• Given task:
Please copy the lines from the one containing "For every button, label, input, icon, or" through the one containing "panel1-samerica-blob [745,260,835,340]", both included, character for character.

___ Available records ___

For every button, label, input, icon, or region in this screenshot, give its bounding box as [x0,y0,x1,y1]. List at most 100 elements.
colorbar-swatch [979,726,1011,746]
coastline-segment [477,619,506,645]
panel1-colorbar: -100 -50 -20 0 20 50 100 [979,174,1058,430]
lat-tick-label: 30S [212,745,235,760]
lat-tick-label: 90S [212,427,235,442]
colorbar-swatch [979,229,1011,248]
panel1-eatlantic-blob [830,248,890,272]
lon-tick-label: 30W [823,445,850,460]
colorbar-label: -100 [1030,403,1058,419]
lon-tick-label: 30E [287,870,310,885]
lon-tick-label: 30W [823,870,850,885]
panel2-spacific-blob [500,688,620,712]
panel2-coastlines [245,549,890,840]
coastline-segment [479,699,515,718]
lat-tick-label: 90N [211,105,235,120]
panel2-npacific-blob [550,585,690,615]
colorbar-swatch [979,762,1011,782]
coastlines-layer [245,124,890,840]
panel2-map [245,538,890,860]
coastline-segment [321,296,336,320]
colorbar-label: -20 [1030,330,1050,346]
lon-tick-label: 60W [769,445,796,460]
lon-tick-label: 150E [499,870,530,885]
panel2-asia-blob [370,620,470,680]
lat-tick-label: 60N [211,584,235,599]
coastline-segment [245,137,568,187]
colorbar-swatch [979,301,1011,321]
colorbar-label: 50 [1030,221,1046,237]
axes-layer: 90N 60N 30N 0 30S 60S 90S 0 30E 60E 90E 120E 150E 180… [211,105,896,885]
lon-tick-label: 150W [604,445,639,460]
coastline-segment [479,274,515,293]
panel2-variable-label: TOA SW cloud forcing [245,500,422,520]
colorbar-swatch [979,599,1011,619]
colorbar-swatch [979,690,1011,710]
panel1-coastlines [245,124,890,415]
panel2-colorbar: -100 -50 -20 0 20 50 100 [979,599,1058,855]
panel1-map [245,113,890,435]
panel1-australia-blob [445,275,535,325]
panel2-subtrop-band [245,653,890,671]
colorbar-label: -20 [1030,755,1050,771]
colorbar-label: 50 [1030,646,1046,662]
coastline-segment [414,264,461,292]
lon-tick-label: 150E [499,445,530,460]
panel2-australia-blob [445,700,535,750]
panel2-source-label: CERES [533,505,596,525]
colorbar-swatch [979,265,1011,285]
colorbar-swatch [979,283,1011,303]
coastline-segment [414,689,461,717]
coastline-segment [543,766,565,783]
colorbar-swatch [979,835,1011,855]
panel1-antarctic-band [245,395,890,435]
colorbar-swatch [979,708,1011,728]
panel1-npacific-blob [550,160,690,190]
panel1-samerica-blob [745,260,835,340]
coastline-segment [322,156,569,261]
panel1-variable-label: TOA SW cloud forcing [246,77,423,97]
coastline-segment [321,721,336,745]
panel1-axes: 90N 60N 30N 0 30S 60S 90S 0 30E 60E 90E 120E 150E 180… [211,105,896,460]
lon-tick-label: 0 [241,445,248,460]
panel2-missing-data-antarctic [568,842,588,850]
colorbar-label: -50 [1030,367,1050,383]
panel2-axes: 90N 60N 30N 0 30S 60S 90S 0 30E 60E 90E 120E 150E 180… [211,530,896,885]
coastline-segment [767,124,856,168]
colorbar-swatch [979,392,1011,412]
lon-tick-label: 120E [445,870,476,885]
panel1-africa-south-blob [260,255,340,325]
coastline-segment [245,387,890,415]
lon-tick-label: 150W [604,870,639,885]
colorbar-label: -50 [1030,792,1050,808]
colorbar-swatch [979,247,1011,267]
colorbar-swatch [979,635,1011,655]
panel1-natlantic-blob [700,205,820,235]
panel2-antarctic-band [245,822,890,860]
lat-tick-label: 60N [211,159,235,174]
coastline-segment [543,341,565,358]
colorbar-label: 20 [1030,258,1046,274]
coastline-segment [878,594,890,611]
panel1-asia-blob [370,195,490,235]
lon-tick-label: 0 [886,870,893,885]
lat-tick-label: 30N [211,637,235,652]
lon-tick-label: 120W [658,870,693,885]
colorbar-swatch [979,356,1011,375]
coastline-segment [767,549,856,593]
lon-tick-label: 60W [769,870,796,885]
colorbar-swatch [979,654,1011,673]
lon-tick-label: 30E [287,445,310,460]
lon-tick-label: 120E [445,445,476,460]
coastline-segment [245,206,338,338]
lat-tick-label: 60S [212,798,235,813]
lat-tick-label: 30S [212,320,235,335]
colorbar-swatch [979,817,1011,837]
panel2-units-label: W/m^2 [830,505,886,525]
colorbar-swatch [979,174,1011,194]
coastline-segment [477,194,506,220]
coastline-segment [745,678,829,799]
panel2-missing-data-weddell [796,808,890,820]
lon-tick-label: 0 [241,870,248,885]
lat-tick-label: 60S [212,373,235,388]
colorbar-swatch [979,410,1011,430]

___
___ Available records ___

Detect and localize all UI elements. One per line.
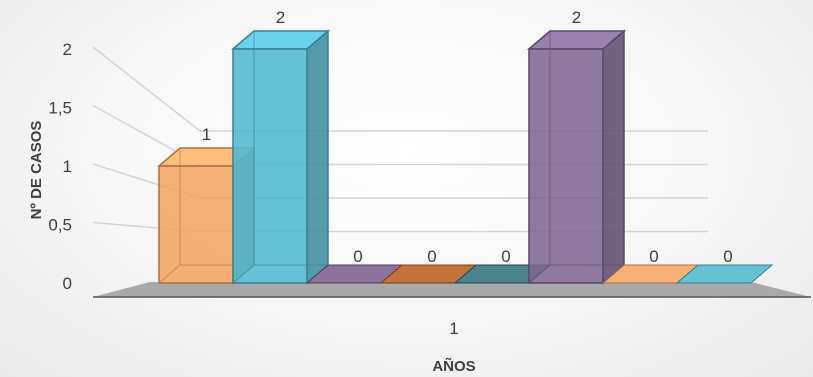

___

• Response to this task:
For every button, label, input, icon, or region in this screenshot, give its bounding box as [x0,y0,x1,y1]. List at most 100 elements.
colorbar-swatch [979,726,1011,746]
coastline-segment [477,619,506,645]
panel1-colorbar: -100 -50 -20 0 20 50 100 [979,174,1058,430]
lat-tick-label: 30S [212,745,235,760]
lat-tick-label: 90S [212,427,235,442]
colorbar-swatch [979,229,1011,248]
panel1-eatlantic-blob [830,248,890,272]
lon-tick-label: 30W [823,445,850,460]
colorbar-label: -100 [1030,403,1058,419]
lon-tick-label: 30E [287,870,310,885]
lon-tick-label: 30W [823,870,850,885]
panel2-spacific-blob [500,688,620,712]
panel2-coastlines [245,549,890,840]
coastline-segment [479,699,515,718]
lat-tick-label: 90N [211,105,235,120]
panel2-npacific-blob [550,585,690,615]
colorbar-swatch [979,762,1011,782]
coastlines-layer [245,124,890,840]
panel2-map [245,538,890,860]
coastline-segment [321,296,336,320]
colorbar-label: -20 [1030,330,1050,346]
lon-tick-label: 60W [769,445,796,460]
lon-tick-label: 150E [499,870,530,885]
panel2-asia-blob [370,620,470,680]
lat-tick-label: 60N [211,584,235,599]
coastline-segment [245,137,568,187]
colorbar-swatch [979,301,1011,321]
colorbar-label: 50 [1030,221,1046,237]
axes-layer: 90N 60N 30N 0 30S 60S 90S 0 30E 60E 90E 120E 150E 180… [211,105,896,885]
lon-tick-label: 150W [604,445,639,460]
coastline-segment [479,274,515,293]
panel2-variable-label: TOA SW cloud forcing [245,500,422,520]
colorbar-swatch [979,599,1011,619]
colorbar-swatch [979,690,1011,710]
panel1-coastlines [245,124,890,415]
panel2-colorbar: -100 -50 -20 0 20 50 100 [979,599,1058,855]
panel1-map [245,113,890,435]
panel1-australia-blob [445,275,535,325]
panel2-subtrop-band [245,653,890,671]
colorbar-label: -20 [1030,755,1050,771]
colorbar-label: 50 [1030,646,1046,662]
coastline-segment [414,264,461,292]
lon-tick-label: 150E [499,445,530,460]
panel2-australia-blob [445,700,535,750]
panel2-source-label: CERES [533,505,596,525]
colorbar-swatch [979,265,1011,285]
colorbar-swatch [979,283,1011,303]
coastline-segment [414,689,461,717]
coastline-segment [543,766,565,783]
colorbar-swatch [979,835,1011,855]
panel1-antarctic-band [245,395,890,435]
colorbar-swatch [979,708,1011,728]
panel1-npacific-blob [550,160,690,190]
panel1-samerica-blob [745,260,835,340]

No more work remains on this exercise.